Phil Bloomer, campaigns and policy director, said: "Asking the public for money is difficult in the current economic climate when we are all feeling the pinch. But giving just a few pounds can make a real difference to the survival chances of families caught in a crisis that is not of their own making."
More than 100 million people have been pushed into hunger since the food crisis began two years ago, the charity said.
Although global prices have fallen in recent weeks, many poor people have not benefited, price volatility remains a problem and the underlying causes of the crisis have not been addressed, it added.
It has carried out a "cradle to grave" analysis of the human cost of hunger which shows that women and children are hardest hit as they are first to cut back on what they eat.
In many countries, even pregnant and nursing mothers are likely to give up food for their husbands and many mothers are forced to choose between feeding their children or themselves, it said.

WORK INSTRUCTIONS —
1. Decide whether each statement agrees with the passage on the food crisis, answering yes or no and quoting the deciding words: (a) Global prices have risen in recent weeks. (b) More than 100 million people have been pushed into hunger since the food crisis began. (c) Men are the hardest hit by hunger.
2. Carry the passage on the food crisis forward with the next few sentences, starting after its final one.

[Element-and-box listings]

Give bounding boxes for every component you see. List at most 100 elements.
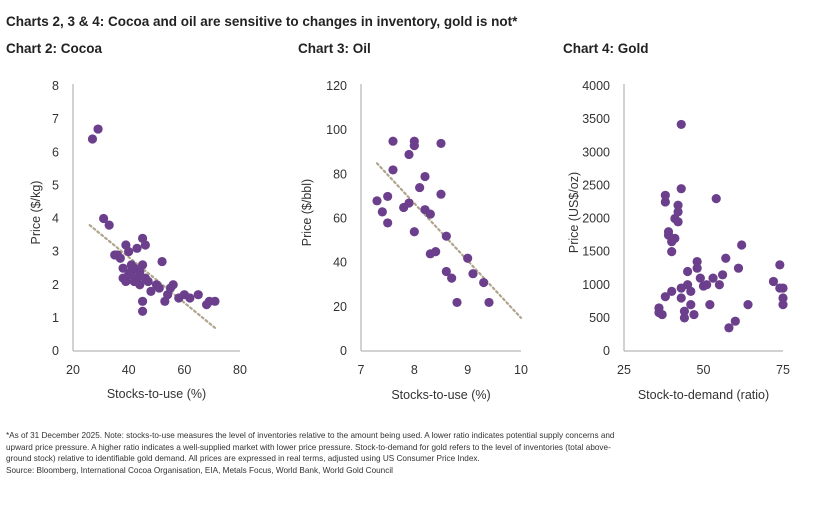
gold-data-point: [730, 316, 740, 326]
oil-data-point: [447, 273, 457, 283]
cocoa-data-point: [104, 220, 114, 230]
gold-y-tick-label: 0: [603, 344, 610, 358]
cocoa-data-point: [168, 280, 178, 290]
cocoa-data-point: [87, 134, 98, 144]
gold-data-point: [724, 323, 734, 333]
gold-data-point: [692, 256, 702, 267]
cocoa-data-point: [157, 256, 167, 267]
cocoa-data-point: [137, 260, 148, 270]
cocoa-x-tick-label: 20: [66, 363, 80, 377]
gold-y-tick-label: 1500: [582, 245, 610, 259]
oil-data-point: [415, 182, 425, 193]
gold-data-point: [692, 263, 702, 273]
cocoa-y-tick-label: 0: [52, 344, 59, 358]
gold-data-point: [667, 247, 677, 257]
chart-title-gold: Chart 4: Gold: [563, 41, 649, 56]
gold-data-point: [778, 293, 788, 303]
oil-data-point: [372, 196, 382, 206]
gold-data-point: [673, 200, 683, 210]
cocoa-y-tick-label: 8: [52, 79, 59, 93]
oil-data-point: [441, 231, 451, 241]
gold-x-tick-label: 75: [776, 363, 790, 377]
gold-data-point: [657, 309, 667, 320]
cocoa-data-point: [137, 296, 148, 306]
gold-data-point: [676, 184, 686, 194]
gold-data-point: [679, 306, 690, 316]
cocoa-trendline: [88, 224, 217, 329]
oil-data-point: [420, 171, 430, 182]
gold-data-point: [660, 190, 670, 200]
cocoa-y-tick-label: 3: [52, 245, 59, 259]
gold-data-point: [667, 286, 677, 296]
gold-data-point: [670, 233, 680, 243]
gold-data-point: [743, 300, 753, 310]
oil-data-point: [452, 297, 462, 308]
cocoa-data-point: [140, 240, 150, 250]
cocoa-data-point: [93, 124, 103, 134]
cocoa-x-axis-label: Stocks-to-use (%): [107, 387, 206, 401]
oil-x-tick-label: 10: [514, 363, 528, 377]
oil-data-point: [479, 277, 489, 288]
oil-x-tick-label: 8: [411, 363, 418, 377]
footnote: *As of 31 December 2025. Note: stocks-to…: [6, 430, 826, 476]
gold-data-point: [778, 283, 788, 293]
gold-data-point: [708, 273, 718, 283]
oil-y-axis-label: Price ($/bbl): [300, 179, 314, 246]
footnote-source: Source: Bloomberg, International Cocoa O…: [6, 465, 393, 475]
gold-data-point: [768, 276, 779, 287]
footnote-line: ground stock) relative to identifiable g…: [6, 454, 480, 463]
oil-data-point: [383, 218, 393, 228]
oil-data-point: [409, 227, 419, 237]
oil-data-point: [404, 149, 414, 160]
oil-y-tick-label: 60: [333, 212, 347, 226]
gold-y-tick-label: 2500: [582, 178, 610, 192]
cocoa-x-tick-label: 40: [122, 363, 136, 377]
oil-data-point: [436, 189, 446, 199]
cocoa-x-tick-label: 60: [177, 363, 191, 377]
oil-y-tick-label: 100: [326, 123, 347, 137]
gold-data-point: [660, 197, 670, 207]
cocoa-data-point: [193, 290, 203, 300]
gold-x-axis-label: Stock-to-demand (ratio): [638, 388, 769, 402]
oil-y-tick-label: 40: [333, 256, 347, 270]
cocoa-x-tick-label: 80: [233, 363, 247, 377]
gold-y-tick-label: 2000: [582, 212, 610, 226]
oil-data-point: [377, 207, 387, 217]
cocoa-data-point: [137, 306, 148, 316]
gold-data-point: [721, 253, 731, 263]
oil-y-tick-label: 120: [326, 79, 347, 93]
gold-data-point: [714, 280, 725, 290]
oil-data-point: [484, 297, 494, 308]
cocoa-y-tick-label: 6: [52, 145, 59, 159]
gold-data-point: [689, 309, 699, 320]
gold-data-point: [775, 260, 785, 270]
oil-y-tick-label: 0: [340, 344, 347, 358]
cocoa-y-tick-label: 5: [52, 178, 59, 192]
footnote-line: upward price pressure. A higher ratio in…: [6, 442, 611, 452]
chart-title-oil: Chart 3: Oil: [298, 41, 371, 56]
oil-data-point: [441, 266, 451, 277]
oil-data-point: [425, 209, 435, 219]
oil-data-point: [436, 138, 446, 149]
gold-data-point: [660, 292, 670, 302]
oil-x-axis-label: Stocks-to-use (%): [391, 388, 490, 402]
cocoa-data-point: [99, 213, 109, 224]
gold-data-point: [679, 313, 690, 323]
gold-y-tick-label: 3500: [582, 112, 610, 126]
oil-data-point: [468, 269, 478, 279]
oil-data-point: [404, 198, 414, 208]
oil-data-point: [409, 136, 419, 146]
cocoa-y-tick-label: 2: [52, 278, 59, 292]
oil-x-tick-label: 7: [358, 363, 365, 377]
oil-x-tick-label: 9: [464, 363, 471, 377]
cocoa-data-point: [124, 247, 134, 257]
gold-data-point: [673, 207, 683, 217]
oil-data-point: [463, 253, 473, 263]
cocoa-data-point: [143, 276, 153, 287]
oil-y-tick-label: 80: [333, 167, 347, 181]
cocoa-data-point: [118, 263, 128, 273]
cocoa-y-axis-label: Price ($/kg): [29, 181, 43, 245]
cocoa-y-tick-label: 7: [52, 112, 59, 126]
footnote-line: *As of 31 December 2025. Note: stocks-to…: [6, 431, 615, 440]
cocoa-data-point: [185, 293, 195, 303]
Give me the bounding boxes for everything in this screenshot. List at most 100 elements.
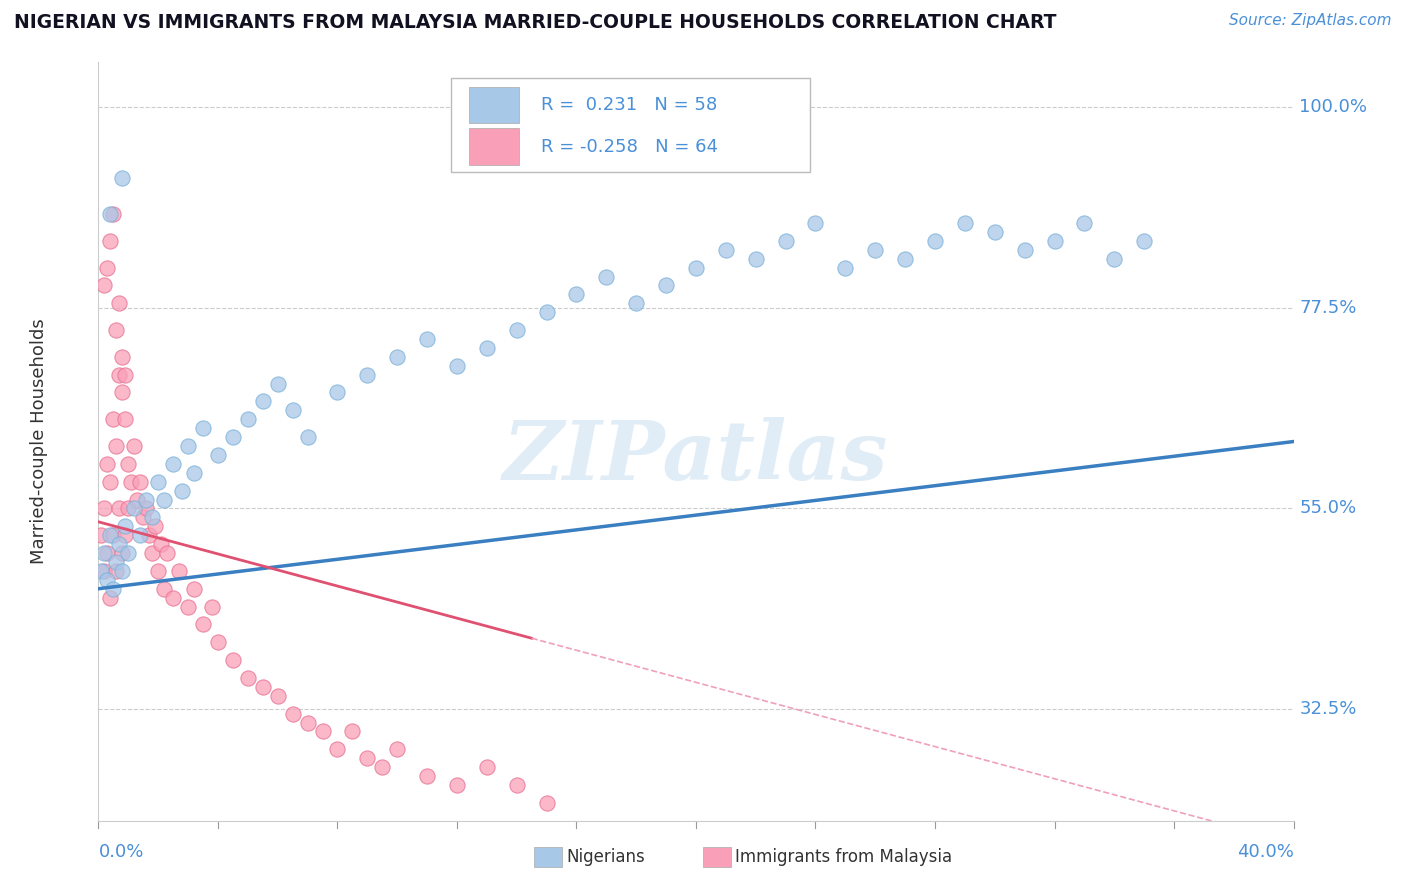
Text: R = -0.258   N = 64: R = -0.258 N = 64 — [541, 137, 717, 155]
Point — [267, 689, 290, 703]
Point — [117, 457, 139, 471]
Point — [148, 475, 170, 489]
Point — [114, 368, 136, 382]
Point — [124, 501, 146, 516]
Point — [103, 207, 125, 221]
Point — [416, 332, 439, 346]
Point — [201, 599, 224, 614]
Point — [108, 501, 131, 516]
Point — [93, 564, 115, 578]
Point — [138, 528, 160, 542]
Text: Source: ZipAtlas.com: Source: ZipAtlas.com — [1229, 13, 1392, 29]
Point — [536, 305, 558, 319]
Point — [1014, 243, 1036, 257]
Point — [148, 564, 170, 578]
Point — [252, 680, 274, 694]
Point — [108, 368, 131, 382]
Text: 40.0%: 40.0% — [1237, 843, 1294, 861]
Point — [141, 510, 163, 524]
Point — [183, 582, 205, 596]
Point — [1104, 252, 1126, 266]
Text: Nigerians: Nigerians — [567, 848, 645, 866]
Point — [153, 492, 176, 507]
Point — [114, 412, 136, 426]
Point — [326, 385, 349, 400]
Point — [167, 564, 190, 578]
Text: 0.0%: 0.0% — [98, 843, 143, 861]
Point — [150, 537, 173, 551]
Point — [834, 260, 856, 275]
Point — [371, 760, 394, 774]
Point — [103, 412, 125, 426]
Point — [129, 475, 152, 489]
Point — [105, 323, 128, 337]
Point — [326, 742, 349, 756]
Point — [111, 171, 134, 186]
Point — [135, 501, 157, 516]
Point — [446, 359, 468, 373]
Point — [108, 537, 131, 551]
Point — [127, 492, 149, 507]
Point — [506, 778, 529, 792]
Point — [953, 216, 976, 230]
Point — [1043, 234, 1066, 248]
FancyBboxPatch shape — [451, 78, 810, 172]
Point — [894, 252, 917, 266]
Point — [177, 439, 200, 453]
Point — [475, 760, 498, 774]
Point — [114, 519, 136, 533]
Point — [172, 483, 194, 498]
Point — [103, 582, 125, 596]
Point — [183, 466, 205, 480]
Point — [98, 234, 122, 248]
Point — [191, 421, 214, 435]
Point — [111, 350, 134, 364]
Point — [714, 243, 737, 257]
Point — [90, 528, 112, 542]
Point — [103, 528, 125, 542]
Point — [143, 519, 166, 533]
Point — [865, 243, 887, 257]
Text: 100.0%: 100.0% — [1299, 98, 1368, 116]
Point — [96, 546, 118, 560]
Point — [132, 510, 155, 524]
Point — [162, 457, 184, 471]
Text: NIGERIAN VS IMMIGRANTS FROM MALAYSIA MARRIED-COUPLE HOUSEHOLDS CORRELATION CHART: NIGERIAN VS IMMIGRANTS FROM MALAYSIA MAR… — [14, 13, 1056, 32]
Point — [924, 234, 946, 248]
Text: ZIPatlas: ZIPatlas — [503, 417, 889, 497]
Point — [98, 591, 122, 605]
Point — [267, 376, 290, 391]
Text: Married-couple Households: Married-couple Households — [30, 318, 48, 565]
Point — [297, 715, 319, 730]
Point — [475, 341, 498, 355]
Point — [1073, 216, 1095, 230]
Point — [1133, 234, 1156, 248]
Bar — [470, 87, 519, 123]
Text: 77.5%: 77.5% — [1299, 299, 1357, 317]
Point — [342, 724, 364, 739]
Point — [93, 546, 115, 560]
Point — [111, 546, 134, 560]
Point — [114, 528, 136, 542]
Text: 55.0%: 55.0% — [1299, 500, 1357, 517]
Point — [117, 501, 139, 516]
Point — [536, 796, 558, 810]
Point — [124, 439, 146, 453]
Point — [108, 296, 131, 310]
Point — [153, 582, 176, 596]
Point — [685, 260, 707, 275]
Point — [141, 546, 163, 560]
Point — [96, 573, 118, 587]
Point — [356, 368, 378, 382]
Point — [775, 234, 797, 248]
Point — [117, 546, 139, 560]
Point — [804, 216, 827, 230]
Point — [446, 778, 468, 792]
Point — [156, 546, 179, 560]
Point — [281, 706, 304, 721]
Point — [236, 671, 259, 685]
Point — [984, 225, 1007, 239]
Point — [655, 278, 678, 293]
Point — [191, 617, 214, 632]
Point — [252, 394, 274, 409]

TASK-BY-TASK OUTPUTS —
1.
(a) No: "Although global prices have fallen in recent weeks"
(b) Yes: "More than 100 million people have been pushed into hunger since the food crisis began two years ago"
(c) No: "women and children are hardest hit as they are first to cut back on what they eat"

2.
The charity said a child dies every five seconds from hunger related causes, 13 million babies are born stunted each year because their mothers did not have adequate diets during pregnancy and one in five mothers who die in childbirth do so because they did not get enough iron from their diet.
Many of the long-term factors that caused the food crisis, such as climate change and the rush to grow biofuels, have not been tackled, the charity said.
Mr Bloomer added: "The world cannot turn its back on the millions of stunted babies born each year or the millions of children whose education and health is ruined by hunger. No mother should be faced with the terrible choice of whether to feed their children or themselves."